Instructions for the task. Report only the number of lines in this material that include the string "value".

Data entries.
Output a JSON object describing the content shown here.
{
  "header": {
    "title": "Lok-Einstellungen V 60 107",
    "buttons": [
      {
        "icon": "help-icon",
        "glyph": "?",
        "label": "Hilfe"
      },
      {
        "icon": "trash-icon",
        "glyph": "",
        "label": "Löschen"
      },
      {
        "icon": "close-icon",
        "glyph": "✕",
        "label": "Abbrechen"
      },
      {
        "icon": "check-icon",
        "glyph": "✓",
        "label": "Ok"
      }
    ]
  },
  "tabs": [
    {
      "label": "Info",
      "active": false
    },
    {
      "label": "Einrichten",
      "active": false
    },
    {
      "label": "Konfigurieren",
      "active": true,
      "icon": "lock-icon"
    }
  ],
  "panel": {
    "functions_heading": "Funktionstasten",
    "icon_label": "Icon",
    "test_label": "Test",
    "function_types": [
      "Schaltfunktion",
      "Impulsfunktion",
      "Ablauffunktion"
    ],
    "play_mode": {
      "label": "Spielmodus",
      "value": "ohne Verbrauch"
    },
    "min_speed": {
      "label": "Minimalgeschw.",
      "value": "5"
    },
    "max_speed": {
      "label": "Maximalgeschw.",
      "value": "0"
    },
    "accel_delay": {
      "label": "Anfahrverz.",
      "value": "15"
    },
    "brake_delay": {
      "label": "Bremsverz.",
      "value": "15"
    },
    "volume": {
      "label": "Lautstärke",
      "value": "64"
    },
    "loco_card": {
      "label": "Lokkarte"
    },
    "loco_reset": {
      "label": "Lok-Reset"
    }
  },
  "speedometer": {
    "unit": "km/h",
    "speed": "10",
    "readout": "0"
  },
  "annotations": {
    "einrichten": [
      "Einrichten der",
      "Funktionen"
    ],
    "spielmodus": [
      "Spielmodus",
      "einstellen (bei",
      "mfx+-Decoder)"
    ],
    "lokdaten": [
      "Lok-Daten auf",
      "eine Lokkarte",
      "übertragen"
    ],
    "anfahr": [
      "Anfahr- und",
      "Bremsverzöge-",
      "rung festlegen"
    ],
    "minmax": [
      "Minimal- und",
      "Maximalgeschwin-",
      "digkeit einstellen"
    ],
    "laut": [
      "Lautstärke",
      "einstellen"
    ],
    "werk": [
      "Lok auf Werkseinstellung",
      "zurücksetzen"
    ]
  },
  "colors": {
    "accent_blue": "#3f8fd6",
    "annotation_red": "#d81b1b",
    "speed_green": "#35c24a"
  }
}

Exercise solution. 6